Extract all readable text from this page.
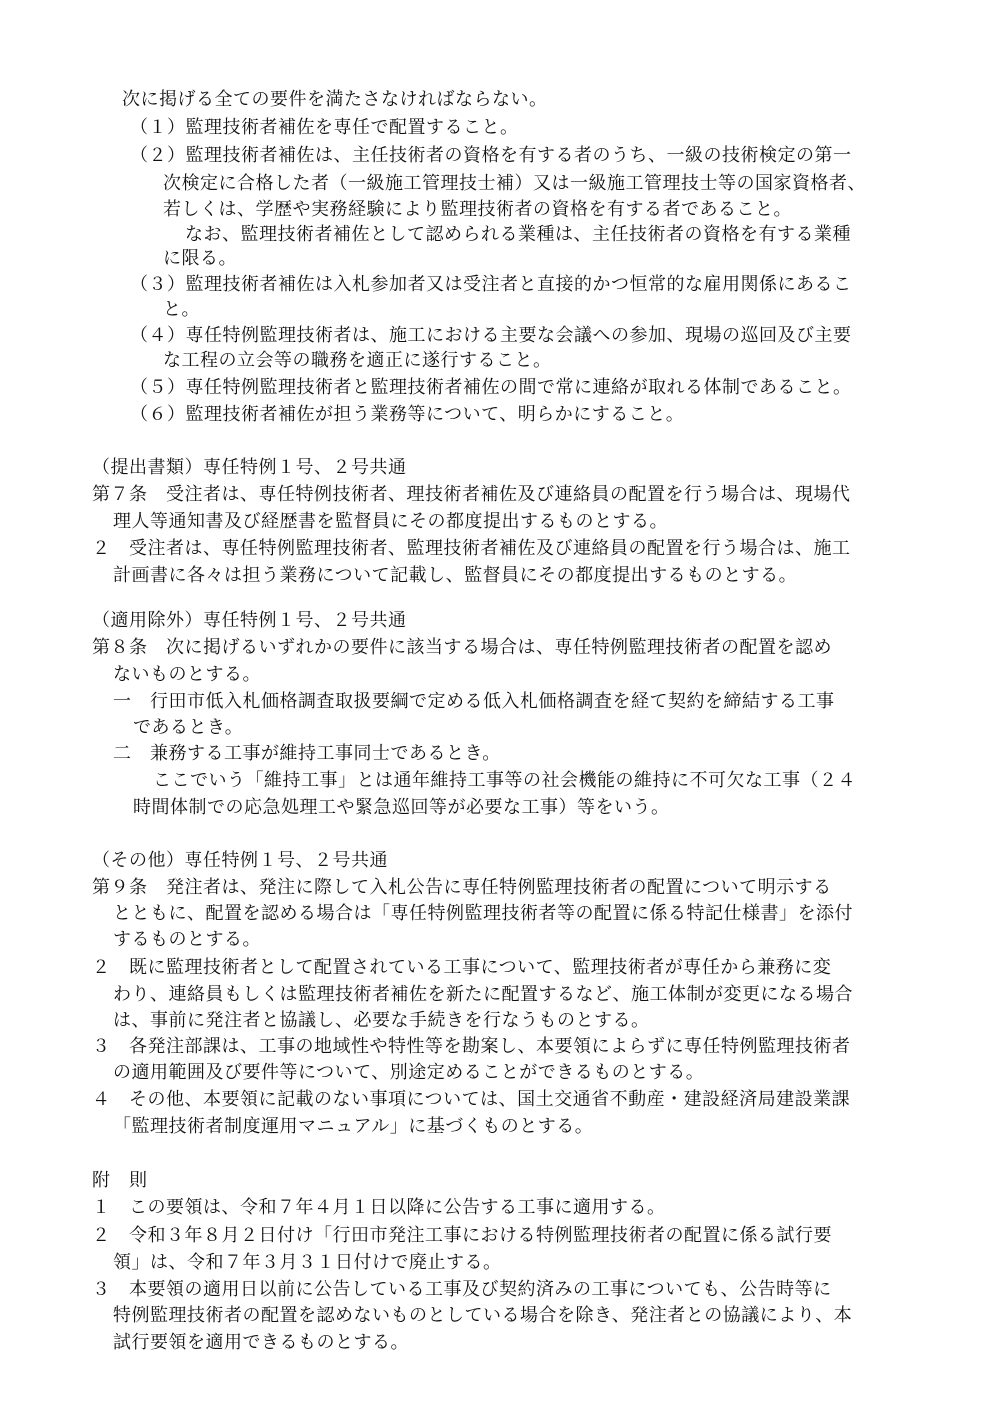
次に掲げる全ての要件を満たさなければならない。
（１）監理技術者補佐を専任で配置すること。
（２）監理技術者補佐は、主任技術者の資格を有する者のうち、一級の技術検定の第一
次検定に合格した者（一級施工管理技士補）又は一級施工管理技士等の国家資格者、
若しくは、学歴や実務経験により監理技術者の資格を有する者であること。
なお、監理技術者補佐として認められる業種は、主任技術者の資格を有する業種
に限る。
（３）監理技術者補佐は入札参加者又は受注者と直接的かつ恒常的な雇用関係にあるこ
と。
（４）専任特例監理技術者は、施工における主要な会議への参加、現場の巡回及び主要
な工程の立会等の職務を適正に遂行すること。
（５）専任特例監理技術者と監理技術者補佐の間で常に連絡が取れる体制であること。
（６）監理技術者補佐が担う業務等について、明らかにすること。
（提出書類）専任特例１号、２号共通
第７条　受注者は、専任特例技術者、理技術者補佐及び連絡員の配置を行う場合は、現場代
理人等通知書及び経歴書を監督員にその都度提出するものとする。
２　受注者は、専任特例監理技術者、監理技術者補佐及び連絡員の配置を行う場合は、施工
計画書に各々は担う業務について記載し、監督員にその都度提出するものとする。
（適用除外）専任特例１号、２号共通
第８条　次に掲げるいずれかの要件に該当する場合は、専任特例監理技術者の配置を認め
ないものとする。
一　行田市低入札価格調査取扱要綱で定める低入札価格調査を経て契約を締結する工事
であるとき。
二　兼務する工事が維持工事同士であるとき。
ここでいう「維持工事」とは通年維持工事等の社会機能の維持に不可欠な工事（２４
時間体制での応急処理工や緊急巡回等が必要な工事）等をいう。
（その他）専任特例１号、２号共通
第９条　発注者は、発注に際して入札公告に専任特例監理技術者の配置について明示する
とともに、配置を認める場合は「専任特例監理技術者等の配置に係る特記仕様書」を添付
するものとする。
２　既に監理技術者として配置されている工事について、監理技術者が専任から兼務に変
わり、連絡員もしくは監理技術者補佐を新たに配置するなど、施工体制が変更になる場合
は、事前に発注者と協議し、必要な手続きを行なうものとする。
３　各発注部課は、工事の地域性や特性等を勘案し、本要領によらずに専任特例監理技術者
の適用範囲及び要件等について、別途定めることができるものとする。
４　その他、本要領に記載のない事項については、国土交通省不動産・建設経済局建設業課
「監理技術者制度運用マニュアル」に基づくものとする。
附　則
１　この要領は、令和７年４月１日以降に公告する工事に適用する。
２　令和３年８月２日付け「行田市発注工事における特例監理技術者の配置に係る試行要
領」は、令和７年３月３１日付けで廃止する。
３　本要領の適用日以前に公告している工事及び契約済みの工事についても、公告時等に
特例監理技術者の配置を認めないものとしている場合を除き、発注者との協議により、本
試行要領を適用できるものとする。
※
→ **Aim of the exercise**
Make an exact copy of the records shown above, without the pictures.

→ **Result of this exercise**
Extract all readable text from this page.
次に掲げる全ての要件を満たさなければならない。
（１）監理技術者補佐を専任で配置すること。
（２）監理技術者補佐は、主任技術者の資格を有する者のうち、一級の技術検定の第一
次検定に合格した者（一級施工管理技士補）又は一級施工管理技士等の国家資格者、
若しくは、学歴や実務経験により監理技術者の資格を有する者であること。
なお、監理技術者補佐として認められる業種は、主任技術者の資格を有する業種
に限る。
（３）監理技術者補佐は入札参加者又は受注者と直接的かつ恒常的な雇用関係にあるこ
と。
（４）専任特例監理技術者は、施工における主要な会議への参加、現場の巡回及び主要
な工程の立会等の職務を適正に遂行すること。
（５）専任特例監理技術者と監理技術者補佐の間で常に連絡が取れる体制であること。
（６）監理技術者補佐が担う業務等について、明らかにすること。
（提出書類）専任特例１号、２号共通
第７条　受注者は、専任特例技術者、理技術者補佐及び連絡員の配置を行う場合は、現場代
理人等通知書及び経歴書を監督員にその都度提出するものとする。
２　受注者は、専任特例監理技術者、監理技術者補佐及び連絡員の配置を行う場合は、施工
計画書に各々は担う業務について記載し、監督員にその都度提出するものとする。
（適用除外）専任特例１号、２号共通
第８条　次に掲げるいずれかの要件に該当する場合は、専任特例監理技術者の配置を認め
ないものとする。
一　行田市低入札価格調査取扱要綱で定める低入札価格調査を経て契約を締結する工事
であるとき。
二　兼務する工事が維持工事同士であるとき。
ここでいう「維持工事」とは通年維持工事等の社会機能の維持に不可欠な工事（２４
時間体制での応急処理工や緊急巡回等が必要な工事）等をいう。
（その他）専任特例１号、２号共通
第９条　発注者は、発注に際して入札公告に専任特例監理技術者の配置について明示する
とともに、配置を認める場合は「専任特例監理技術者等の配置に係る特記仕様書」を添付
するものとする。
２　既に監理技術者として配置されている工事について、監理技術者が専任から兼務に変
わり、連絡員もしくは監理技術者補佐を新たに配置するなど、施工体制が変更になる場合
は、事前に発注者と協議し、必要な手続きを行なうものとする。
３　各発注部課は、工事の地域性や特性等を勘案し、本要領によらずに専任特例監理技術者
の適用範囲及び要件等について、別途定めることができるものとする。
４　その他、本要領に記載のない事項については、国土交通省不動産・建設経済局建設業課
「監理技術者制度運用マニュアル」に基づくものとする。
附　則
１　この要領は、令和７年４月１日以降に公告する工事に適用する。
２　令和３年８月２日付け「行田市発注工事における特例監理技術者の配置に係る試行要
領」は、令和７年３月３１日付けで廃止する。
３　本要領の適用日以前に公告している工事及び契約済みの工事についても、公告時等に
特例監理技術者の配置を認めないものとしている場合を除き、発注者との協議により、本
試行要領を適用できるものとする。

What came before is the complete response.